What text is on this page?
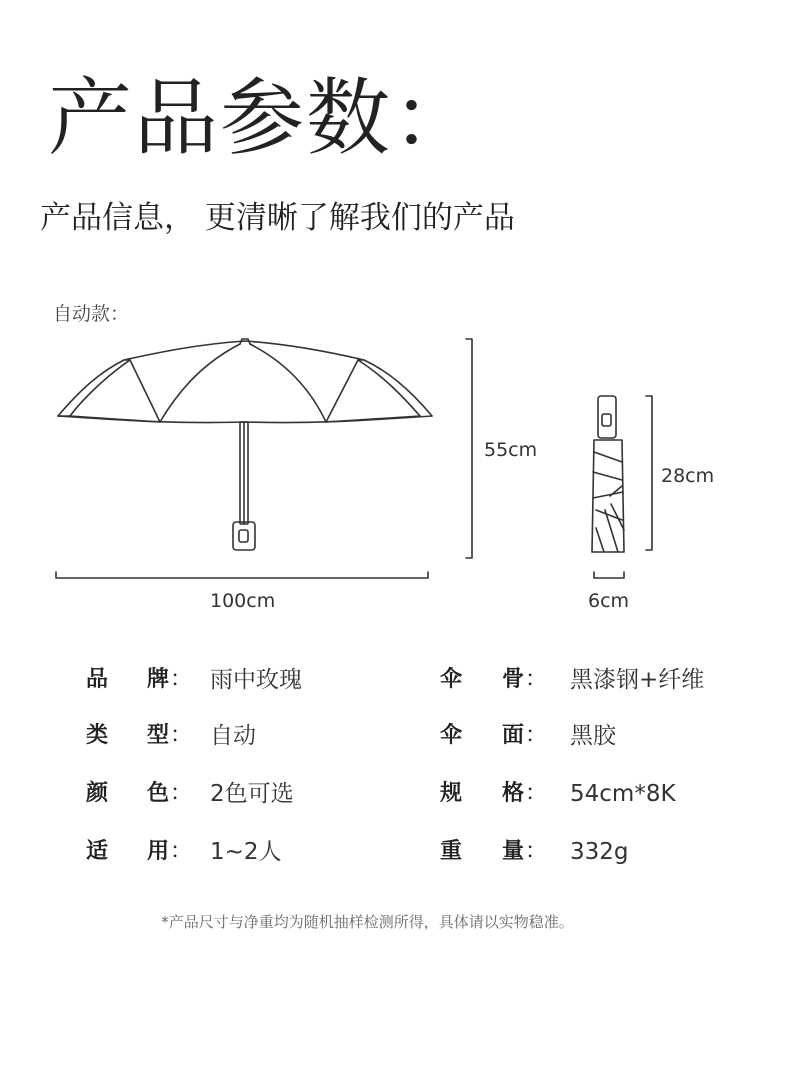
产品参数：
产品信息， 更清晰了解我们的产品
自动款：
55cm
100cm
28cm
6cm
品 牌 ： 雨中玫瑰
类 型 ： 自动
颜 色 ： 2色可选
适 用 ： 1~2人
伞 骨 ： 黑漆钢+纤维
伞 面 ： 黑胶
规 格 ： 54cm*8K
重 量 ： 332g
*产品尺寸与净重均为随机抽样检测所得，具体请以实物稳准。
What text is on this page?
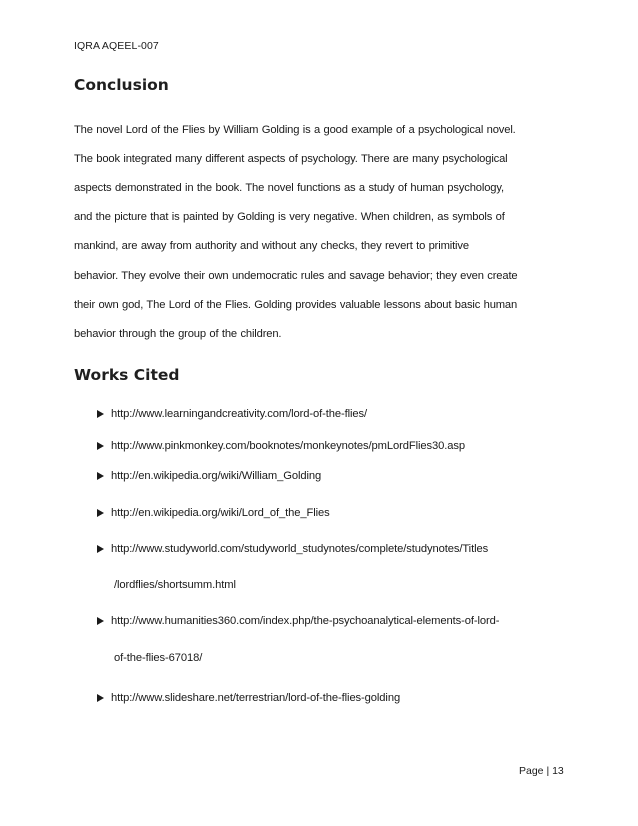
IQRA AQEEL-007
Conclusion
The novel Lord of the Flies by William Golding is a good example of a psychological novel.
The book integrated many different aspects of psychology. There are many psychological
aspects demonstrated in the book. The novel functions as a study of human psychology,
and the picture that is painted by Golding is very negative. When children, as symbols of
mankind, are away from authority and without any checks, they revert to primitive
behavior. They evolve their own undemocratic rules and savage behavior; they even create
their own god, The Lord of the Flies. Golding provides valuable lessons about basic human
behavior through the group of the children.
Works Cited
http://www.learningandcreativity.com/lord-of-the-flies/
http://www.pinkmonkey.com/booknotes/monkeynotes/pmLordFlies30.asp
http://en.wikipedia.org/wiki/William_Golding
http://en.wikipedia.org/wiki/Lord_of_the_Flies
http://www.studyworld.com/studyworld_studynotes/complete/studynotes/Titles
/lordflies/shortsumm.html
http://www.humanities360.com/index.php/the-psychoanalytical-elements-of-lord-
of-the-flies-67018/
http://www.slideshare.net/terrestrian/lord-of-the-flies-golding
Page | 13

▬▬▬▬▬▬▬▬▬▬

WHAT IS ASKED:
Determine the number of lines in the entries above where the string "novel" appears. Answer with the number alone.

EXERCISE RESPONSE:
2